= Tasks to carry out =
[a] Please state the name of the configure script switch that the KDE Project used for this technique, according to the C++ compile-time text.
[b] Decide whether each statement agrees with the C++ compile-time text, answering yes or no and quoting the deciding words: (i) Including all source files in one generated file improves the dependency tree. (ii) The KDE Project has used the same technique since 1999. (iii) Precompiled headers should be used only for parts that hardly ever change.
[c] Carry on the C++ compile-time text, starting after its final sentence.

One technique which worked quite well for me in the past: don't compile multiple C++ source files independently, but rather generate one C++ file which includes all the other files, like this:
// myproject_all.cpp
// Automatically generated file - don't edit this by hand!
#include "main.cpp"
#include "mainwindow.cpp"
#include "filterdialog.cpp"
#include "database.cpp"
Of course this means you have to recompile all of the included source code in case any of the sources changes, so the dependency tree gets worse. However, compiling multiple source files as one translation unit is faster (at least in my experiments with MSVC and GCC) and generates smaller binaries. I also suspect that the compiler is given more potential for optimizations (since it can see more code at once).
This technique breaks in various cases; for instance, the compiler will bail out in case two or more source files declare a global function with the same name. I couldn't find this technique described in any of the other answers though, that's why I'm mentioning it here.
For what it's worth, the KDE Project used this exact same technique since 1999 to build optimized binaries (possibly for a release). The switch to the build configure script was called --enable-final
. Out of archaeological interest I dug up the posting which announced this feature: http://lists.kde.org/?l=kde-devel&m=92722836009368&w=2
- 2I'm not sure if it's really the same thing, but I guess turning on "Whole program optimization" in VC++ (msdn.microsoft.com/en-us/library/0zza0de8%28VS.71%29.aspx) should have the same effect on runtime performance than what you are suggesting. Compile time, however, can definitely be better in your approach! – Philipp Oct 31 '10 at 13:25
- 1@Frerich: You're describing Unity builds mentioned in OJ's answer. I've also seen them called bulk builds and master builds. – idbrii Mar 19 '12 at 22:27
- This is potentially useful only for one-time compilations, not during development where you cycle between editing, building and testing. In modern world four cores is the norm, maybe couple of years later core count is significantly more. If the compiler and linker are not able to utilize multiple threads, then the list of files could perhaps be splitted to
<core-count> + N
sublists that are compiled parallel whereN
is some suitable integer (depending on system memory and how the machine is otherwise used). – FooF Apr 20 '16 at 9:57
I will just link to my other answer: How do YOU reduce compile time, and linking time for Visual C++ projects (native C++)?. Another point I want to add, but which causes often problems is to use precompiled headers. But please, only use them for parts which hardly ever change (like GUI toolkit headers). Otherwise, they will cost you more time than they save you in the end.

= Stored dataset items =
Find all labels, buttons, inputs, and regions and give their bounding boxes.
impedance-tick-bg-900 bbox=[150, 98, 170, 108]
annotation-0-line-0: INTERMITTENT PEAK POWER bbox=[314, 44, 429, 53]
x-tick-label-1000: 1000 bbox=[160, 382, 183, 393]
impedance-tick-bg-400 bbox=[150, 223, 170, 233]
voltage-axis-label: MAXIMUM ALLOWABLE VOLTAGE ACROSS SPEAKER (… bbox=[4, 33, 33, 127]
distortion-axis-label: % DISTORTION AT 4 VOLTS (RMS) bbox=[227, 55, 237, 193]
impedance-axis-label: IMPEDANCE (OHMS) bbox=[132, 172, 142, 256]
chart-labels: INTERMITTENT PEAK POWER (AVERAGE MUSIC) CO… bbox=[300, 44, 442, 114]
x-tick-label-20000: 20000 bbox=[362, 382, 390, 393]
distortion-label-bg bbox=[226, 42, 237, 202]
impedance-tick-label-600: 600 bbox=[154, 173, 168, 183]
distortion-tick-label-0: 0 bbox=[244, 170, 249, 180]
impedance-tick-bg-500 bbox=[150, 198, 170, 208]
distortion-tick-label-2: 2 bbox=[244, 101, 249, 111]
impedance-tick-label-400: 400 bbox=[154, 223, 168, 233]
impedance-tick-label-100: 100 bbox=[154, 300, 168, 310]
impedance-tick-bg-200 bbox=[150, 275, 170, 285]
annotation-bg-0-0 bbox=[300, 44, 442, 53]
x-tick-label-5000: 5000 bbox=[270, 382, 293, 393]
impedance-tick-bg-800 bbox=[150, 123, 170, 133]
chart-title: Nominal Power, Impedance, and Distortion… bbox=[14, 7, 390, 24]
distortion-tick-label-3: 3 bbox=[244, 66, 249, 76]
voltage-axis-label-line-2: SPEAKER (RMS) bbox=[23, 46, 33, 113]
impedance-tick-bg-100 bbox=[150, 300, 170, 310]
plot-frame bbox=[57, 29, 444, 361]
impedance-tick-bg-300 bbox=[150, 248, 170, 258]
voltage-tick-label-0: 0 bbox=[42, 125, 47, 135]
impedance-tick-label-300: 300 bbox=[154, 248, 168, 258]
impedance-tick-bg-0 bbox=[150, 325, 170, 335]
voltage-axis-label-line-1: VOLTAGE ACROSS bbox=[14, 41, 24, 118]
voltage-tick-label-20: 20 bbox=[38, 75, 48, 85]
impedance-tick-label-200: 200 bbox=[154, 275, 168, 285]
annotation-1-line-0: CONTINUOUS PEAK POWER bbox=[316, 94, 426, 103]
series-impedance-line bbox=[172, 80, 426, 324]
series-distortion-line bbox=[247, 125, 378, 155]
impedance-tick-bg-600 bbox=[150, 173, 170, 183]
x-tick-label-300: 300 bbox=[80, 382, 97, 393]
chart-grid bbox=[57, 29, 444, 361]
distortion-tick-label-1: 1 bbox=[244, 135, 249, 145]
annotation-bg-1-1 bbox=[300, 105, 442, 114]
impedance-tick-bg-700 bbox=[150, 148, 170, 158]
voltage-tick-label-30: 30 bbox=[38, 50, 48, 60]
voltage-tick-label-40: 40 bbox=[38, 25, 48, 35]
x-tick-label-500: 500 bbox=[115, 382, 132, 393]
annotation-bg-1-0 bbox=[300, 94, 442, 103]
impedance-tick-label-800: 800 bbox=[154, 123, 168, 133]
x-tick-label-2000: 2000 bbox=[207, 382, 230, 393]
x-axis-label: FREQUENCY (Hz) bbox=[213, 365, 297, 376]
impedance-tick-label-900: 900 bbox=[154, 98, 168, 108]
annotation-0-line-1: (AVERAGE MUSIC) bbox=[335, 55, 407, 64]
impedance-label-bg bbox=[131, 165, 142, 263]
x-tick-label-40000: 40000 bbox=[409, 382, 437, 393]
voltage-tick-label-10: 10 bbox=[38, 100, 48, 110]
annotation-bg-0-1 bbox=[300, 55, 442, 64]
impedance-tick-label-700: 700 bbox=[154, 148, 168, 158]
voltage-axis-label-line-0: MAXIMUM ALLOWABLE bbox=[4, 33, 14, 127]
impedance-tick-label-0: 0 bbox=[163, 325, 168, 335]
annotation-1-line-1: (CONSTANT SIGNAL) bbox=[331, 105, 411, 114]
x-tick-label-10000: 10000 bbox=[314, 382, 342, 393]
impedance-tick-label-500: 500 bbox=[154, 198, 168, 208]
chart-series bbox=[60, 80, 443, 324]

= Answers for the exercise =
[a] --enable-final

[b]
(i) No: "so the dependency tree gets worse"
(ii) Yes: "the KDE Project used this exact same technique since 1999"
(iii) Yes: "only use them for parts which hardly ever change"

[c]
Another option is, when you work with GNU make, to turn on -j<N>
option:
-j [N], --jobs[=N] Allow N jobs at once; infinite jobs with no arg.
I usually have it at 3
since I've got a dual core here. It will then run compilers in parallel for different translation units, provided there are no dependencies between them. Linking cannot be done in parallel, since there is only one linker process linking together all object files.
But the linker itself can be threaded, and this is what the GNU gold
ELF linker does. It's optimized threaded C++ code which is said to link ELF object files a magnitude faster than the old ld
(and was actually included into binutils).
- you didn't have to be sorry. that was for Visual C++. your question seem to be for any compiler. so that's fine :) – Johannes Schaub - litb Dec 16 '08 at 23:37
There's an entire book on this topic, which is titled Large-Scale C++ Software Design (written by John Lakos).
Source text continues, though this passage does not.